━━━━━ Data extract

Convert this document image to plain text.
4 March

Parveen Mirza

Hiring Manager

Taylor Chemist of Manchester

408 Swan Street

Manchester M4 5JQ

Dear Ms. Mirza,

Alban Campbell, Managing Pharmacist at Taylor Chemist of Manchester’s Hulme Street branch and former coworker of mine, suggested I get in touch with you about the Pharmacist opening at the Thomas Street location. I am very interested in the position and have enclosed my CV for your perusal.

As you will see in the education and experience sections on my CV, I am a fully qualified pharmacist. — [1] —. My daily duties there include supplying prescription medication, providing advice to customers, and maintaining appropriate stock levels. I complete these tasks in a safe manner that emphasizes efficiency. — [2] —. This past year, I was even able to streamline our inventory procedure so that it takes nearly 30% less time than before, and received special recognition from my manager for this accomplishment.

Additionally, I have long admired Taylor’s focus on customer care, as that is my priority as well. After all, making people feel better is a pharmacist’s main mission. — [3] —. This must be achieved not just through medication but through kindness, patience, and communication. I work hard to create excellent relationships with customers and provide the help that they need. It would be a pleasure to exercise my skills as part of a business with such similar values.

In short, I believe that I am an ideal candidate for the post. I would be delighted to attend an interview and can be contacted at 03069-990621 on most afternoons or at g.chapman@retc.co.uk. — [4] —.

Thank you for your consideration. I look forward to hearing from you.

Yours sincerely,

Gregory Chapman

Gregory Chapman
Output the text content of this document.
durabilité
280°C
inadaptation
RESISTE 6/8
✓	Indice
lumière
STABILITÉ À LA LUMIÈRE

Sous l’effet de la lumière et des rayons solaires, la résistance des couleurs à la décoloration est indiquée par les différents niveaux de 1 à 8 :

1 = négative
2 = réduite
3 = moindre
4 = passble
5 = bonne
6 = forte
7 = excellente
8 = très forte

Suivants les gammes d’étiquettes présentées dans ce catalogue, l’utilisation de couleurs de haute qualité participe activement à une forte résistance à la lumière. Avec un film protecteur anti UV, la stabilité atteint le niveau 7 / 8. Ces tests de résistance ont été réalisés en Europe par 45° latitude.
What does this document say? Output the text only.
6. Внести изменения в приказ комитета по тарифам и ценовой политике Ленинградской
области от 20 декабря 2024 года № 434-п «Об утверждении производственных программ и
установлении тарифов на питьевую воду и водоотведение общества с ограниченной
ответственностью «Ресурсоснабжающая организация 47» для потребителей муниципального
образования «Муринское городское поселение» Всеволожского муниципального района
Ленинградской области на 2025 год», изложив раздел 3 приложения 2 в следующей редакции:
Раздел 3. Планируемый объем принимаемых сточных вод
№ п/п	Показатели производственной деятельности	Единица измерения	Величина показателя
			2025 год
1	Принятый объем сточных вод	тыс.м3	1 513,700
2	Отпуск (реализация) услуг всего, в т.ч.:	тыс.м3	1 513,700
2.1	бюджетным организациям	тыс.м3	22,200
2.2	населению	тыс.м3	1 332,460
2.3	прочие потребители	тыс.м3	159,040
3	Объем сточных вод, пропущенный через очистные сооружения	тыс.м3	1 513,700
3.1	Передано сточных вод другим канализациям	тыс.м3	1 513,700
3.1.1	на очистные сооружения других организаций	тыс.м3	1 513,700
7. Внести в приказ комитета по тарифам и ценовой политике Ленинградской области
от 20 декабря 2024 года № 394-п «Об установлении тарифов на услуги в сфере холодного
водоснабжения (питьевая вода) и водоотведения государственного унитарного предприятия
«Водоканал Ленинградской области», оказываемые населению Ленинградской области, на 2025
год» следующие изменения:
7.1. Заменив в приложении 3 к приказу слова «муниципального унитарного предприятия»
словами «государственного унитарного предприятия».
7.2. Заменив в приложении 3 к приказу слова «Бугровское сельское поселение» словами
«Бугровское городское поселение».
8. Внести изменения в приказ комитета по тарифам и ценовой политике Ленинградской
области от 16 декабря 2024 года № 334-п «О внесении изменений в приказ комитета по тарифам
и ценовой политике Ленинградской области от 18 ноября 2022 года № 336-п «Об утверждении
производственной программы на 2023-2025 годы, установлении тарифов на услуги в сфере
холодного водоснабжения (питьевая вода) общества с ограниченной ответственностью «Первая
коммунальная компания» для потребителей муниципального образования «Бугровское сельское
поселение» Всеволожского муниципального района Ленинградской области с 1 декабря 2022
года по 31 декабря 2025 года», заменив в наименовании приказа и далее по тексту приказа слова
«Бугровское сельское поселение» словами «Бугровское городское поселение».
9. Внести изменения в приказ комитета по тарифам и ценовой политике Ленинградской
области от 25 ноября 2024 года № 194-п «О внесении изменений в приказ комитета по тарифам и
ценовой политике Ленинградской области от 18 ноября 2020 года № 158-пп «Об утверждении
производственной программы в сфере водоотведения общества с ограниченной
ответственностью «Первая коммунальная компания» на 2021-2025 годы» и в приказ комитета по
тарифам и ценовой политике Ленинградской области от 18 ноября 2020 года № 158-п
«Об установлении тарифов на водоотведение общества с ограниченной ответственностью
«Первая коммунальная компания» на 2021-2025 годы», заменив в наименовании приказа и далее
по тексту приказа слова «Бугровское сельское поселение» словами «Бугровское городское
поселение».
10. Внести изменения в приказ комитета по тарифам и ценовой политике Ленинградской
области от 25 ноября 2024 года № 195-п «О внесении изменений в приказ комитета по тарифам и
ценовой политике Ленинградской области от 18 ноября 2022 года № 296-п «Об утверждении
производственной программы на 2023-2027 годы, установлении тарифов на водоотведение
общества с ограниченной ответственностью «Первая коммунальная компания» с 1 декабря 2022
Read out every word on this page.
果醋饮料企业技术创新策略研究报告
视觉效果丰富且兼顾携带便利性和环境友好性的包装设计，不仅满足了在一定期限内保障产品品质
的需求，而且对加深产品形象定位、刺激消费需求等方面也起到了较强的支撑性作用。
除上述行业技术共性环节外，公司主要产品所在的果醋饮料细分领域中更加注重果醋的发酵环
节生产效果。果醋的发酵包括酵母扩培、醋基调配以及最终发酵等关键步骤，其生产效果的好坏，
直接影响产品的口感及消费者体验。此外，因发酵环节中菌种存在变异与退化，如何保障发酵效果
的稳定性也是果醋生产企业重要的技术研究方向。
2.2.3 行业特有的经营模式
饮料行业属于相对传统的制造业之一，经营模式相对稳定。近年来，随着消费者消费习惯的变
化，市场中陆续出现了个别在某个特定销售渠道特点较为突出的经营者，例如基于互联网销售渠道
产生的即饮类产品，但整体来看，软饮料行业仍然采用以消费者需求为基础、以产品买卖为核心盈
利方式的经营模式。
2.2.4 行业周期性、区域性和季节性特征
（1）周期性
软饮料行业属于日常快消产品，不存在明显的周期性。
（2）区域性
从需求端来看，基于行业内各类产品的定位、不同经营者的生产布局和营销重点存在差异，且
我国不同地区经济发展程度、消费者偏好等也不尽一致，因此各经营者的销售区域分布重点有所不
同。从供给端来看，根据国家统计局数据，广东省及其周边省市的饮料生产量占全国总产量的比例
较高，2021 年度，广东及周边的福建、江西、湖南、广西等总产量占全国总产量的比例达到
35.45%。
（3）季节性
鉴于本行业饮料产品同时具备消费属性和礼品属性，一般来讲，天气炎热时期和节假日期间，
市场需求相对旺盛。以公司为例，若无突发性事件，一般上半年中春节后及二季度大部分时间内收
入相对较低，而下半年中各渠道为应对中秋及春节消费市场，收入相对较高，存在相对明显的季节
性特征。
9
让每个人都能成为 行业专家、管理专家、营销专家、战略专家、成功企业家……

━━━━━━━━━━

** Exercise **
Set down nothing but the lines from the one with "Read out every word on this page." through the end of the records, keeping each line exactly as written and including both ends.

** Correct answer **
Read out every word on this page.
果醋饮料企业技术创新策略研究报告
视觉效果丰富且兼顾携带便利性和环境友好性的包装设计，不仅满足了在一定期限内保障产品品质
的需求，而且对加深产品形象定位、刺激消费需求等方面也起到了较强的支撑性作用。
除上述行业技术共性环节外，公司主要产品所在的果醋饮料细分领域中更加注重果醋的发酵环
节生产效果。果醋的发酵包括酵母扩培、醋基调配以及最终发酵等关键步骤，其生产效果的好坏，
直接影响产品的口感及消费者体验。此外，因发酵环节中菌种存在变异与退化，如何保障发酵效果
的稳定性也是果醋生产企业重要的技术研究方向。
2.2.3 行业特有的经营模式
饮料行业属于相对传统的制造业之一，经营模式相对稳定。近年来，随着消费者消费习惯的变
化，市场中陆续出现了个别在某个特定销售渠道特点较为突出的经营者，例如基于互联网销售渠道
产生的即饮类产品，但整体来看，软饮料行业仍然采用以消费者需求为基础、以产品买卖为核心盈
利方式的经营模式。
2.2.4 行业周期性、区域性和季节性特征
（1）周期性
软饮料行业属于日常快消产品，不存在明显的周期性。
（2）区域性
从需求端来看，基于行业内各类产品的定位、不同经营者的生产布局和营销重点存在差异，且
我国不同地区经济发展程度、消费者偏好等也不尽一致，因此各经营者的销售区域分布重点有所不
同。从供给端来看，根据国家统计局数据，广东省及其周边省市的饮料生产量占全国总产量的比例
较高，2021 年度，广东及周边的福建、江西、湖南、广西等总产量占全国总产量的比例达到
35.45%。
（3）季节性
鉴于本行业饮料产品同时具备消费属性和礼品属性，一般来讲，天气炎热时期和节假日期间，
市场需求相对旺盛。以公司为例，若无突发性事件，一般上半年中春节后及二季度大部分时间内收
入相对较低，而下半年中各渠道为应对中秋及春节消费市场，收入相对较高，存在相对明显的季节
性特征。
9
让每个人都能成为 行业专家、管理专家、营销专家、战略专家、成功企业家……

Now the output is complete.